**TASK TO COMPLETE**: Gather each line containing the string "honk" from these entries.

(Data records)
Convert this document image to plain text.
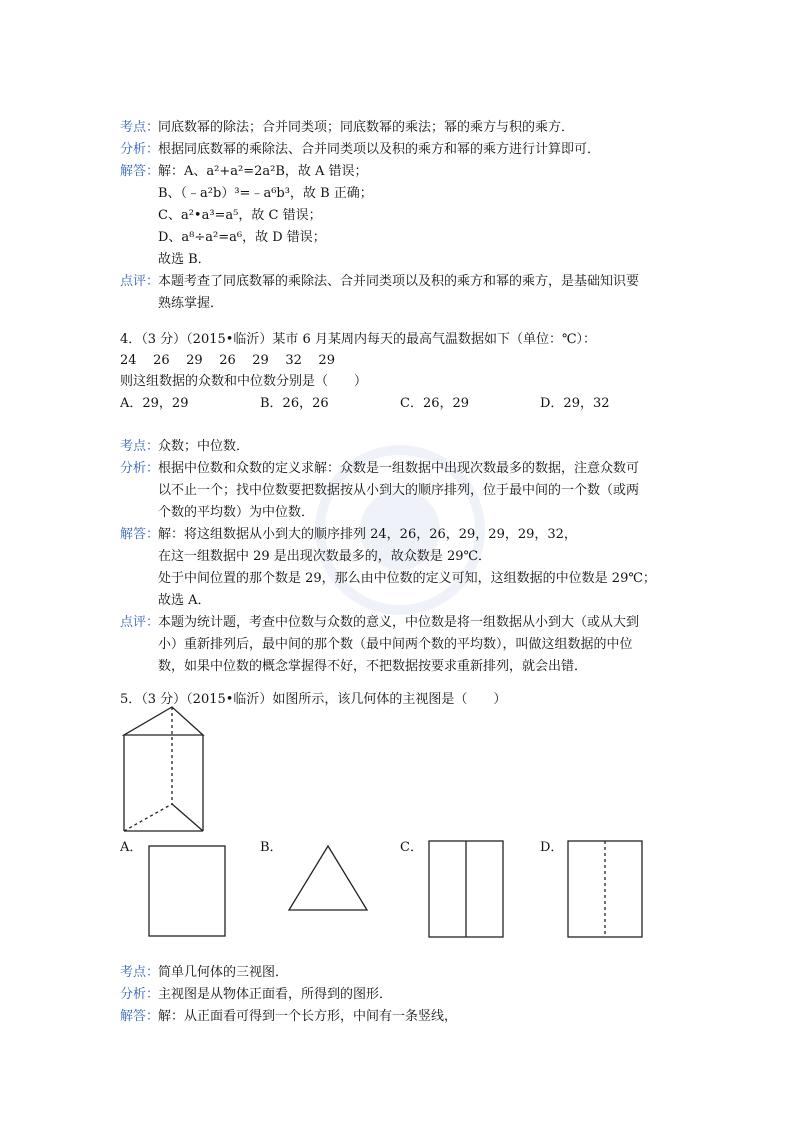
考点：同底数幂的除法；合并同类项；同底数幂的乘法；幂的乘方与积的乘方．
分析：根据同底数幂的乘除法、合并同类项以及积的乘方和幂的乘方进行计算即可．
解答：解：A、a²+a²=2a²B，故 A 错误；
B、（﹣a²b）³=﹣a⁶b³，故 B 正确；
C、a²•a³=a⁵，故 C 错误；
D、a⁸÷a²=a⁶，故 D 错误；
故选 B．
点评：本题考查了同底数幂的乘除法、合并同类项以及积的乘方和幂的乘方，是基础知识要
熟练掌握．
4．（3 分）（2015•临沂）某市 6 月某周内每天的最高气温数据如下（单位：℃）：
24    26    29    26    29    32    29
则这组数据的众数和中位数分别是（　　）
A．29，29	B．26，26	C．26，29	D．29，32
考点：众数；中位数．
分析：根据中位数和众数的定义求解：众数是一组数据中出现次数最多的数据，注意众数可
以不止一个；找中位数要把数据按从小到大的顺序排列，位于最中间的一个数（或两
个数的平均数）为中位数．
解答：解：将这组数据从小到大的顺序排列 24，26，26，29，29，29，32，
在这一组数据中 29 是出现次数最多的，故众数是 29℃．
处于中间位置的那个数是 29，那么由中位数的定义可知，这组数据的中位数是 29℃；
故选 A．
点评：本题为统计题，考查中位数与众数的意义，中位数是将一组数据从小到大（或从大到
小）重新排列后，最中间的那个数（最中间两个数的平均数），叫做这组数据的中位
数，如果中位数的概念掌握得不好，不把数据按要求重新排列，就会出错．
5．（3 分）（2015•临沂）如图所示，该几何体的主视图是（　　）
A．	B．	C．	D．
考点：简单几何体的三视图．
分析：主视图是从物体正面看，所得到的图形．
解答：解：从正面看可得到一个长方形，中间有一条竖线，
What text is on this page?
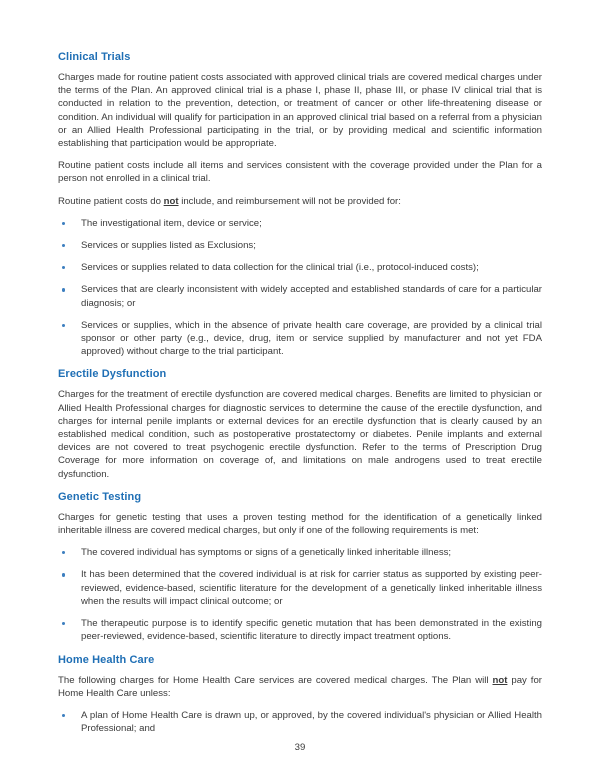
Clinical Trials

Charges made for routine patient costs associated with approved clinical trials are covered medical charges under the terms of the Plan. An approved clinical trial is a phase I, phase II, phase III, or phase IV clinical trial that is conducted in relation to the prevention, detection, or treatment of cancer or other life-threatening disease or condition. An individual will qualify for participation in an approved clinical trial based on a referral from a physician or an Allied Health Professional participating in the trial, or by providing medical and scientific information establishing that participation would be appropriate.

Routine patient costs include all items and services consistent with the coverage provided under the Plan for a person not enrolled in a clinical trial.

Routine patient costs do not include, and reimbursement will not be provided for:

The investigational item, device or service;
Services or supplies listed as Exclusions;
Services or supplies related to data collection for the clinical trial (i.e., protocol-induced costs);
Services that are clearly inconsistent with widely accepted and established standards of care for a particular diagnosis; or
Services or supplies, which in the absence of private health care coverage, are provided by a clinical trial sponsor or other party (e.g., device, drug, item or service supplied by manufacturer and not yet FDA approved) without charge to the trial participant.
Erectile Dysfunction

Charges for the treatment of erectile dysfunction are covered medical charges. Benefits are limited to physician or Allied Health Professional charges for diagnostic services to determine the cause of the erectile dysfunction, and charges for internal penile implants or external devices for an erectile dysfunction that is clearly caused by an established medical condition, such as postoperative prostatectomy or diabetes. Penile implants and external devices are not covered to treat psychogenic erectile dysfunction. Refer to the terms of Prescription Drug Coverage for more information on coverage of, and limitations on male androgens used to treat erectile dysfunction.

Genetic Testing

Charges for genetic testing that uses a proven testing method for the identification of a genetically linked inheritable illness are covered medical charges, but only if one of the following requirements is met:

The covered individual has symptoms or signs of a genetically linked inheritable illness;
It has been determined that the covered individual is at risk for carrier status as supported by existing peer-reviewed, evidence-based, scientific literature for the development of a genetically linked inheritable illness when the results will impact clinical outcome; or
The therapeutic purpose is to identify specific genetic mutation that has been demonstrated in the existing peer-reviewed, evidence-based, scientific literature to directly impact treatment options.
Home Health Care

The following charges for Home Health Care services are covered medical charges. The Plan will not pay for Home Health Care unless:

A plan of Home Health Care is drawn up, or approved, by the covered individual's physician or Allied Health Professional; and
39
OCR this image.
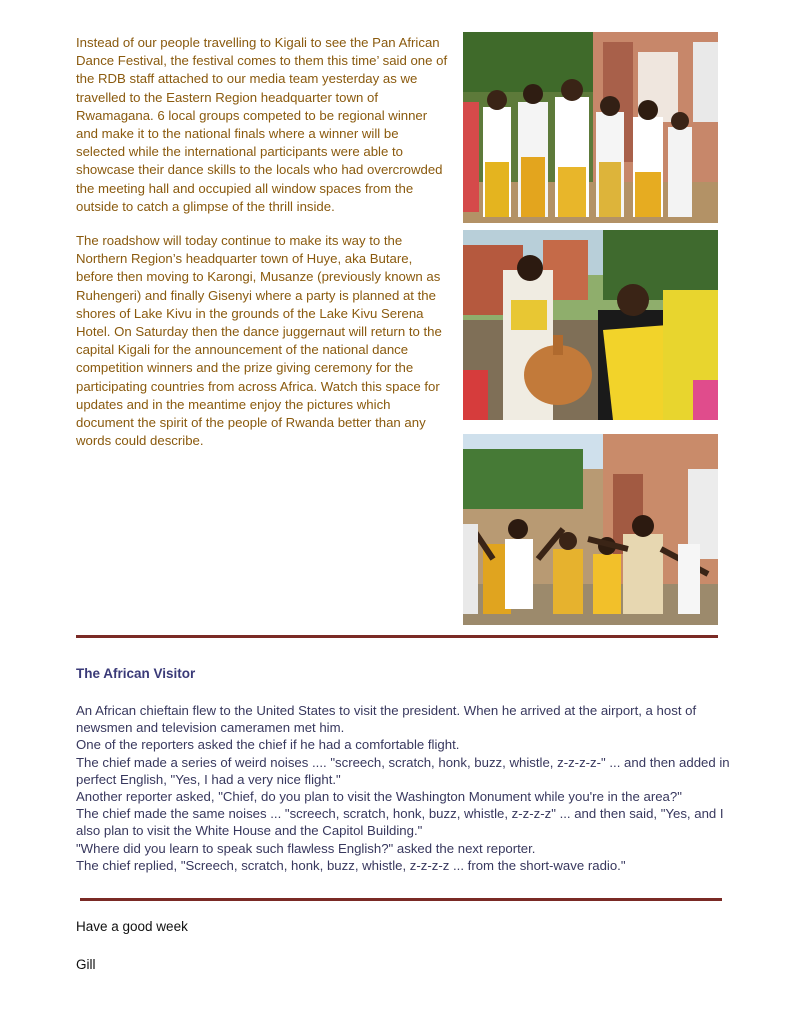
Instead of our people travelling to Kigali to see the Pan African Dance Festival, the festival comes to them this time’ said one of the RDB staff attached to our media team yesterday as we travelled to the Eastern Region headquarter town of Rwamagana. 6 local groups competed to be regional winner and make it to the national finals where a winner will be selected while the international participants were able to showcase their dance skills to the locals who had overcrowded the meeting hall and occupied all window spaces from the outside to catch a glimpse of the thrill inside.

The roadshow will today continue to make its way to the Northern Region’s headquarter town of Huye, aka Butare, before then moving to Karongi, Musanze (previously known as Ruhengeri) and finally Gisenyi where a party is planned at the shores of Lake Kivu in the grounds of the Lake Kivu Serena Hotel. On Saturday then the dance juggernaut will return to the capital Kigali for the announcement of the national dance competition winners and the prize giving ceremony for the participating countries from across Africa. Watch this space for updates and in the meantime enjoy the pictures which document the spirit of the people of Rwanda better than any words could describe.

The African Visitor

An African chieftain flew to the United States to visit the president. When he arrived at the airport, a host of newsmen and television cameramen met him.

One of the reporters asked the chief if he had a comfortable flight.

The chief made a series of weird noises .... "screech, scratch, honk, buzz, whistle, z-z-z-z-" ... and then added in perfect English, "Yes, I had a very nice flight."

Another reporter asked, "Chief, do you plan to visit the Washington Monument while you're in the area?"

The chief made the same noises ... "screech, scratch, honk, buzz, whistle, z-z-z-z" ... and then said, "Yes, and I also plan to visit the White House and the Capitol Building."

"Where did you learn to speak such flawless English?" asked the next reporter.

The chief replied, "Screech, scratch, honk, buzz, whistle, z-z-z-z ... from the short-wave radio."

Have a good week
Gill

**THE RESULT**:
The chief made a series of weird noises .... "screech, scratch, honk, buzz, whistle, z-z-z-z-" ... and then added in perfect English, "Yes, I had a very nice flight."
The chief made the same noises ... "screech, scratch, honk, buzz, whistle, z-z-z-z" ... and then said, "Yes, and I also plan to visit the White House and the Capitol Building."
The chief replied, "Screech, scratch, honk, buzz, whistle, z-z-z-z ... from the short-wave radio."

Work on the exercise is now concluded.